## Start
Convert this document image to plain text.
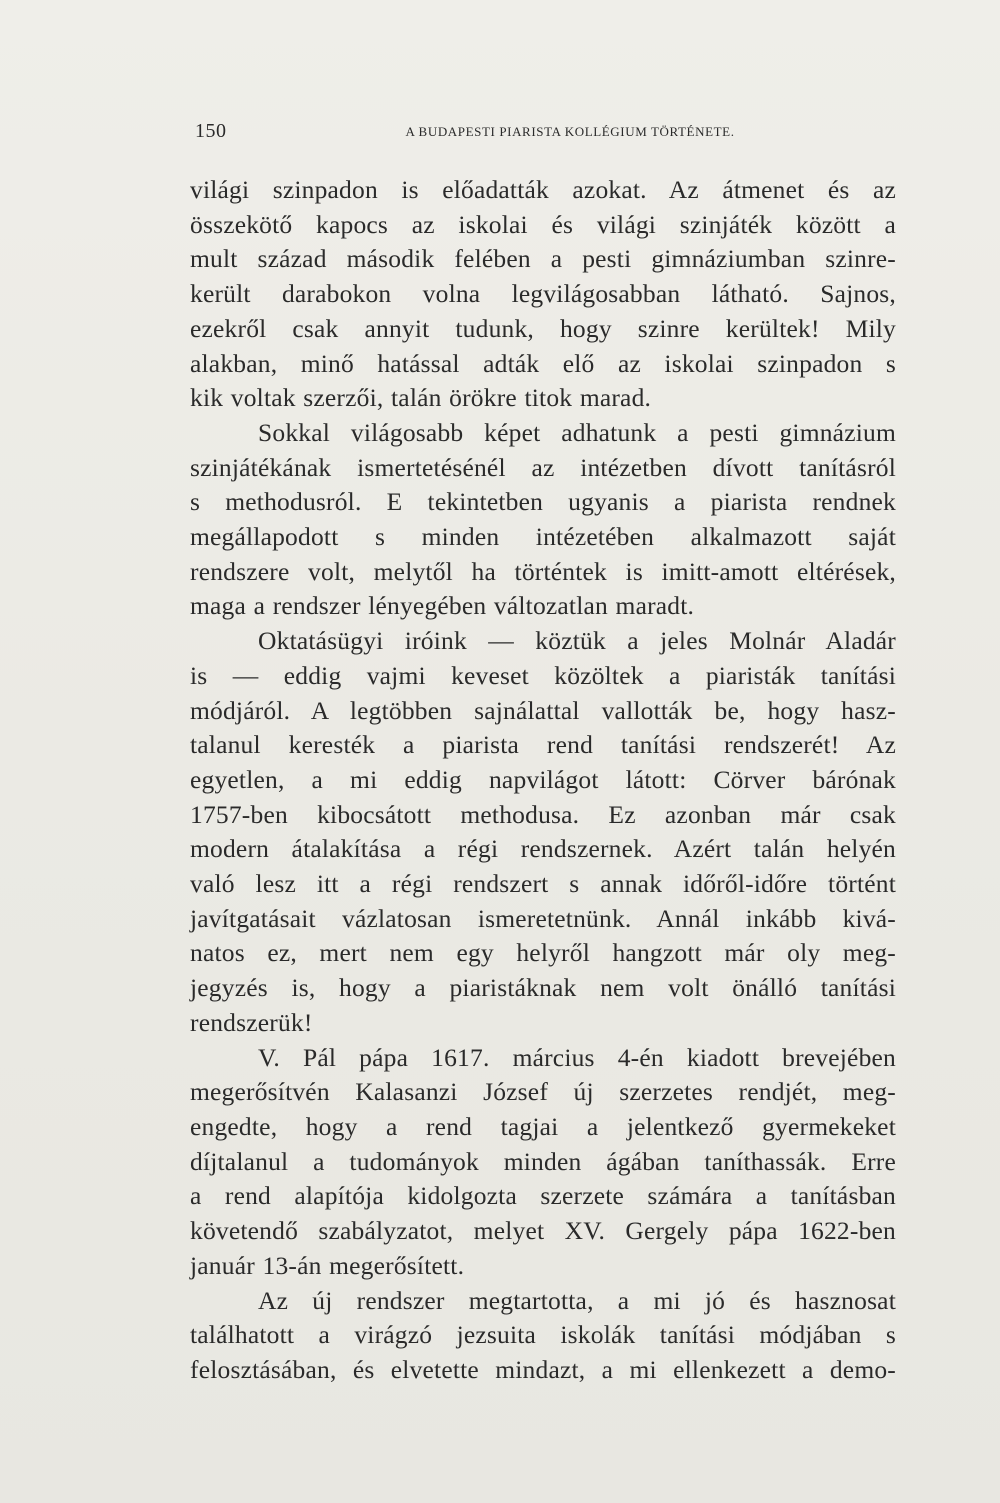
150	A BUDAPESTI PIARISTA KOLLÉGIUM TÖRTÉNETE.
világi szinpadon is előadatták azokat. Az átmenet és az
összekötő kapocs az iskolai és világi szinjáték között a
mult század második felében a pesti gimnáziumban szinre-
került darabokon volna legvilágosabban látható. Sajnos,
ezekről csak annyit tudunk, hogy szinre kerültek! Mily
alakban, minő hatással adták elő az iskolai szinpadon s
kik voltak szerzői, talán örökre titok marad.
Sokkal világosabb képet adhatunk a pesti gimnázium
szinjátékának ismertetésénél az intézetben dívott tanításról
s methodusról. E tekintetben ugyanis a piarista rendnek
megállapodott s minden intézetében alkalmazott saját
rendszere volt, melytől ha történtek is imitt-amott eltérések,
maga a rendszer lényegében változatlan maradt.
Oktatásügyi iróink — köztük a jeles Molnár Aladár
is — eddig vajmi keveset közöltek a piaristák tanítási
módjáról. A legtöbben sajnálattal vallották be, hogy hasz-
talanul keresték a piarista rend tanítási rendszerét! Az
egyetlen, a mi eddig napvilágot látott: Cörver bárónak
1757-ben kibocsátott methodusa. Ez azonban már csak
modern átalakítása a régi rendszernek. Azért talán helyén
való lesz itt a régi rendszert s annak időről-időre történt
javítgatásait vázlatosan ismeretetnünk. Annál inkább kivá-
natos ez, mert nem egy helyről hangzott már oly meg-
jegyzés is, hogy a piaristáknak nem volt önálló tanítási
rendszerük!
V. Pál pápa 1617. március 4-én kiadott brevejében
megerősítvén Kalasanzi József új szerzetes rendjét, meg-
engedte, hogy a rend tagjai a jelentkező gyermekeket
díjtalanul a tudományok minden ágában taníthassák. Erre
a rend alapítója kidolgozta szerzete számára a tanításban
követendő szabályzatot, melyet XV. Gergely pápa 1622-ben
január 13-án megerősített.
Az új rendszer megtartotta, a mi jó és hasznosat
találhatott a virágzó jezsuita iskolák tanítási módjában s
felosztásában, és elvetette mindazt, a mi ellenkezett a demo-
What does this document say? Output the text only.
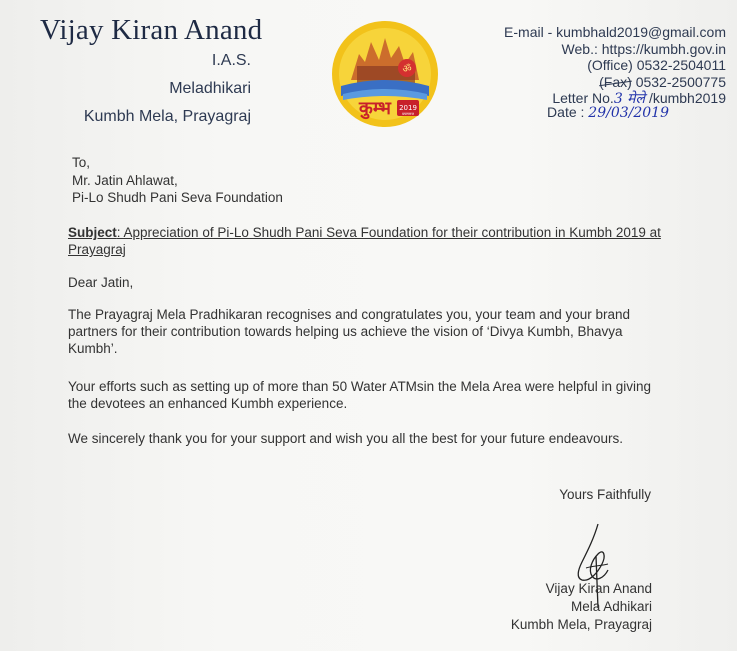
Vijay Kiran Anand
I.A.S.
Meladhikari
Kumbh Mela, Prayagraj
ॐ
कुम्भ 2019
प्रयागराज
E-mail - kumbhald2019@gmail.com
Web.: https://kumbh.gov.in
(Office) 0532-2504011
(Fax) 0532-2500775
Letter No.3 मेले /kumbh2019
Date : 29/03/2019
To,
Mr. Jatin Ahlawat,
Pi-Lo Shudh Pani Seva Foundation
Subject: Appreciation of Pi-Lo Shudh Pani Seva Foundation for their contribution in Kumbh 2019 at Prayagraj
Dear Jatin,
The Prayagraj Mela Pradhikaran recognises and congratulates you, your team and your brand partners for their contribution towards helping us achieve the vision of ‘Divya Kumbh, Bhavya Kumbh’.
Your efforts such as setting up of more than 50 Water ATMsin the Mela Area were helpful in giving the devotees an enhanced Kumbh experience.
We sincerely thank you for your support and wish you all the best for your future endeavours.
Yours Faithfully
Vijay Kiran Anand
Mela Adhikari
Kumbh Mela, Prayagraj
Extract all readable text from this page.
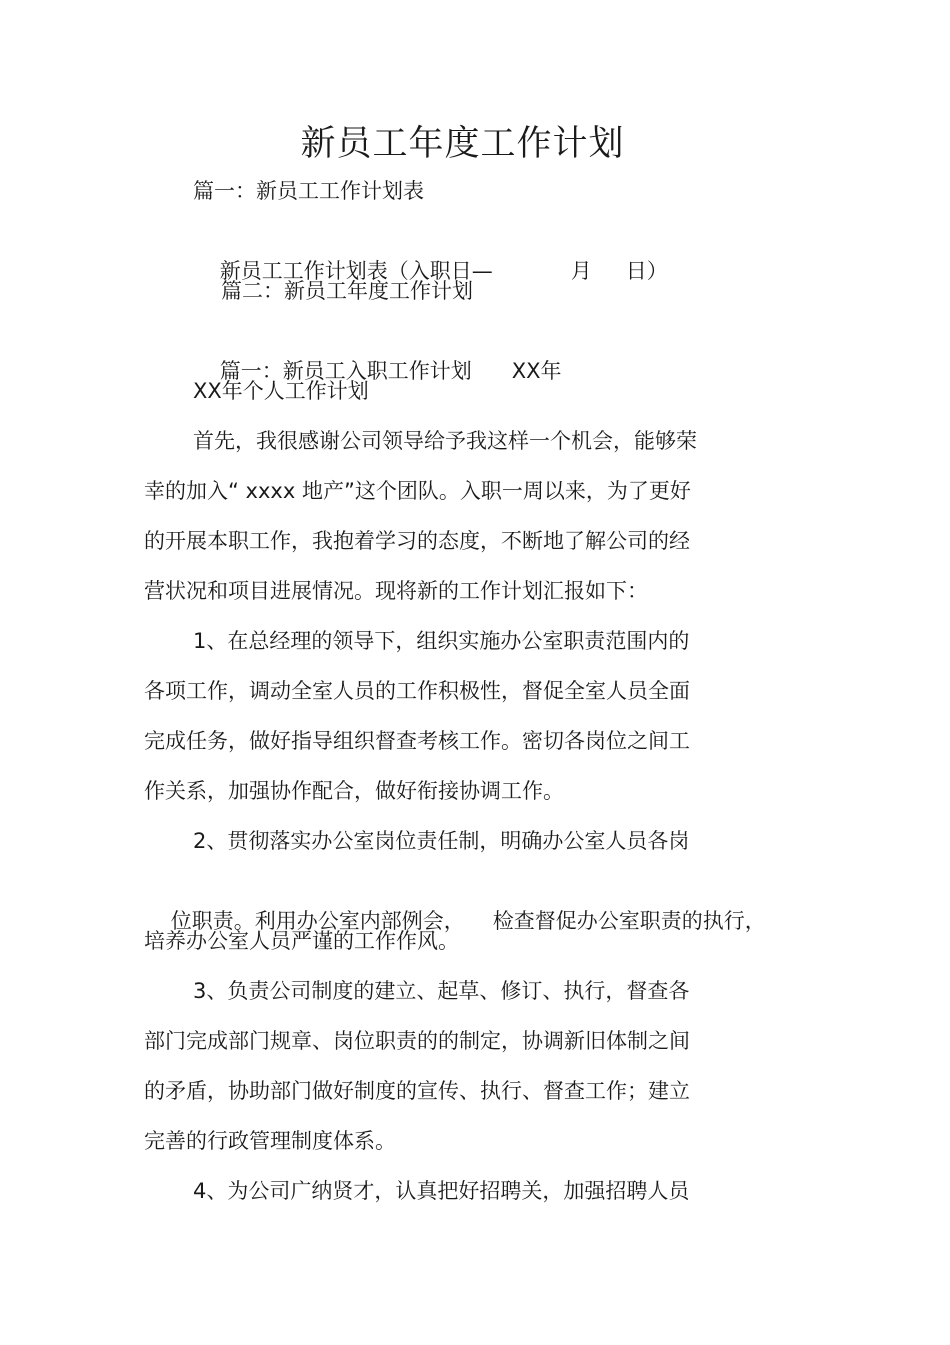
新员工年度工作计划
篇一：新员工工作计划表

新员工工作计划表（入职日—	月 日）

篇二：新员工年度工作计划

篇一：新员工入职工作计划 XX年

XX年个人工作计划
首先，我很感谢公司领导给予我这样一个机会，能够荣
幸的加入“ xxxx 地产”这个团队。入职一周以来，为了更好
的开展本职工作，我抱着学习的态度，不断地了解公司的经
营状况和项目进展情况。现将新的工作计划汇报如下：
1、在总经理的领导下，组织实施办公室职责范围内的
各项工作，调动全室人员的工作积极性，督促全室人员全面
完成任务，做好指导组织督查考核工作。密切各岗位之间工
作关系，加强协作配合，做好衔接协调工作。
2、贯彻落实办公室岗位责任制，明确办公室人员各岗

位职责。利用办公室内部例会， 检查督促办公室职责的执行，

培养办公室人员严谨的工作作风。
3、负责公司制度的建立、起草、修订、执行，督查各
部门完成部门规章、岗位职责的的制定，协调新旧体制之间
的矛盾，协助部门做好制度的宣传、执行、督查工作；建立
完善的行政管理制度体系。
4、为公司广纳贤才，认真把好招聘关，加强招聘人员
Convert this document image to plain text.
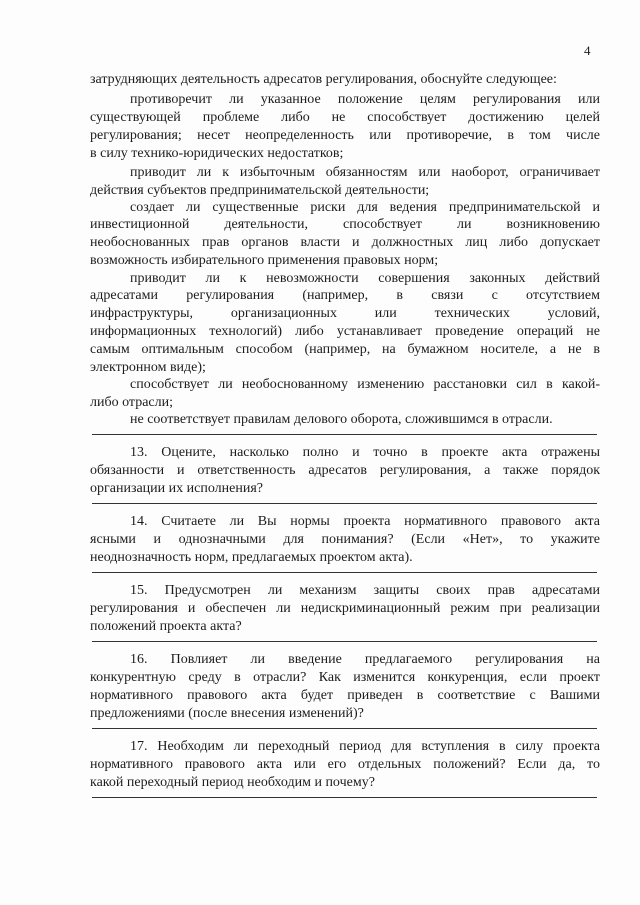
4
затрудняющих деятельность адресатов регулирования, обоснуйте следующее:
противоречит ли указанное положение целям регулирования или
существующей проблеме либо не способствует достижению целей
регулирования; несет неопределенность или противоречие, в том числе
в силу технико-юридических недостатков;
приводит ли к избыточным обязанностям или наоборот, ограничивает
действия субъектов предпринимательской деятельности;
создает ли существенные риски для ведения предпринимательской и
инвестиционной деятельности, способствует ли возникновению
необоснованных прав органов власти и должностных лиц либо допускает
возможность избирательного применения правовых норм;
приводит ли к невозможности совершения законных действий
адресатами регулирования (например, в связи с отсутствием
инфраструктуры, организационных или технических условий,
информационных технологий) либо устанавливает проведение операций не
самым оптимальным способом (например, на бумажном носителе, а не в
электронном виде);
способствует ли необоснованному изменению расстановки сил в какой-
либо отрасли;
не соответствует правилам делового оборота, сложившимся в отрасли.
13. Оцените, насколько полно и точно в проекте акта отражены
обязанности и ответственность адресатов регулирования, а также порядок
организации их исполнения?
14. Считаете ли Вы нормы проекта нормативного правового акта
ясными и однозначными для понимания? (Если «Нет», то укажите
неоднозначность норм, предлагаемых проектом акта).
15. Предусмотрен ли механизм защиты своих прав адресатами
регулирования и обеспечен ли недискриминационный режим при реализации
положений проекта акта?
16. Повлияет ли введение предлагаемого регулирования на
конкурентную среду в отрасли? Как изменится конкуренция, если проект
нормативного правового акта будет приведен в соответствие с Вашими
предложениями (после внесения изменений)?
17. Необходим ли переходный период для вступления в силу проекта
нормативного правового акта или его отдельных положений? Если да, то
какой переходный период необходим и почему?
## End
* **Objective**:
List every line above containing the word "проекта".

* **Problem solution**:
14. Считаете ли Вы нормы проекта нормативного правового акта
положений проекта акта?
17. Необходим ли переходный период для вступления в силу проекта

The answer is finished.